== Exercise directions ==
Copy the records below exactly, omitting any pictures they contain.

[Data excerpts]
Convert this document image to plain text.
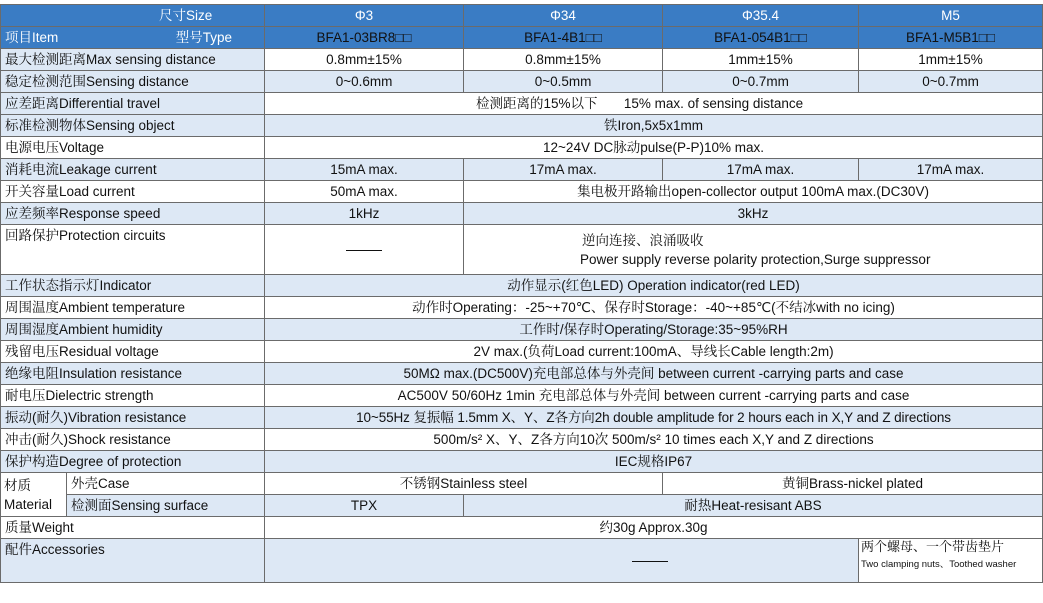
尺寸Size		Φ3	Φ34	Φ35.4	M5

项目Item 型号Type		BFA1-03BR8□□	BFA1-4B1□□	BFA1-054B1□□	BFA1-M5B1□□
最大检测距离Max sensing distance		0.8mm±15%	0.8mm±15%	1mm±15%	1mm±15%
稳定检测范围Sensing distance		0~0.6mm	0~0.5mm	0~0.7mm	0~0.7mm
应差距离Differential travel		检测距离的15%以下 15% max. of sensing distance			
标准检测物体Sensing object		铁Iron,5x5x1mm			
电源电压Voltage		12~24V DC脉动pulse(P-P)10% max.			
消耗电流Leakage current		15mA max.	17mA max.	17mA max.	17mA max.
开关容量Load current		50mA max.	集电极开路输出open-collector output 100mA max.(DC30V)		
应差频率Response speed		1kHz	3kHz		
回路保护Protection circuits			逆向连接、浪涌吸收
Power supply reverse polarity protection,Surge suppressor		

工作状态指示灯Indicator		动作显示(红色LED) Operation indicator(red LED)			
周围温度Ambient temperature		动作时Operating：-25~+70℃、保存时Storage：-40~+85℃(不结冰with no icing)			
周围湿度Ambient humidity		工作时/保存时Operating/Storage:35~95%RH			
残留电压Residual voltage		2V max.(负荷Load current:100mA、导线长Cable length:2m)			
绝缘电阻Insulation resistance		50MΩ max.(DC500V)充电部总体与外壳间 between current -carrying parts and case			
耐电压Dielectric strength		AC500V 50/60Hz 1min 充电部总体与外壳间 between current -carrying parts and case			
振动(耐久)Vibration resistance		10~55Hz 复振幅 1.5mm X、Y、Z各方向2h double amplitude for 2 hours each in X,Y and Z directions			
冲击(耐久)Shock resistance		500m/s² X、Y、Z各方向10次 500m/s² 10 times each X,Y and Z directions			
保护构造Degree of protection		IEC规格IP67			
材质 Material	外壳Case	不锈钢Stainless steel		黄铜Brass-nickel plated	
	检测面Sensing surface	TPX	耐热Heat-resisant ABS		
质量Weight		约30g Approx.30g			
配件Accessories					两个螺母、一个带齿垫片
Two clamping nuts、Toothed washer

== Problem solution ==
Convert this document image to plain text.
尺寸Size		Φ3	Φ34	Φ35.4	M5

项目Item 型号Type		BFA1-03BR8□□	BFA1-4B1□□	BFA1-054B1□□	BFA1-M5B1□□
最大检测距离Max sensing distance		0.8mm±15%	0.8mm±15%	1mm±15%	1mm±15%
稳定检测范围Sensing distance		0~0.6mm	0~0.5mm	0~0.7mm	0~0.7mm
应差距离Differential travel		检测距离的15%以下 15% max. of sensing distance			
标准检测物体Sensing object		铁Iron,5x5x1mm			
电源电压Voltage		12~24V DC脉动pulse(P-P)10% max.			
消耗电流Leakage current		15mA max.	17mA max.	17mA max.	17mA max.
开关容量Load current		50mA max.	集电极开路输出open-collector output 100mA max.(DC30V)		
应差频率Response speed		1kHz	3kHz		
回路保护Protection circuits			逆向连接、浪涌吸收
Power supply reverse polarity protection,Surge suppressor		

工作状态指示灯Indicator		动作显示(红色LED) Operation indicator(red LED)			
周围温度Ambient temperature		动作时Operating：-25~+70℃、保存时Storage：-40~+85℃(不结冰with no icing)			
周围湿度Ambient humidity		工作时/保存时Operating/Storage:35~95%RH			
残留电压Residual voltage		2V max.(负荷Load current:100mA、导线长Cable length:2m)			
绝缘电阻Insulation resistance		50MΩ max.(DC500V)充电部总体与外壳间 between current -carrying parts and case			
耐电压Dielectric strength		AC500V 50/60Hz 1min 充电部总体与外壳间 between current -carrying parts and case			
振动(耐久)Vibration resistance		10~55Hz 复振幅 1.5mm X、Y、Z各方向2h double amplitude for 2 hours each in X,Y and Z directions			
冲击(耐久)Shock resistance		500m/s² X、Y、Z各方向10次 500m/s² 10 times each X,Y and Z directions			
保护构造Degree of protection		IEC规格IP67			
材质 Material	外壳Case	不锈钢Stainless steel		黄铜Brass-nickel plated	
	检测面Sensing surface	TPX	耐热Heat-resisant ABS		
质量Weight		约30g Approx.30g			
配件Accessories					两个螺母、一个带齿垫片
Two clamping nuts、Toothed washer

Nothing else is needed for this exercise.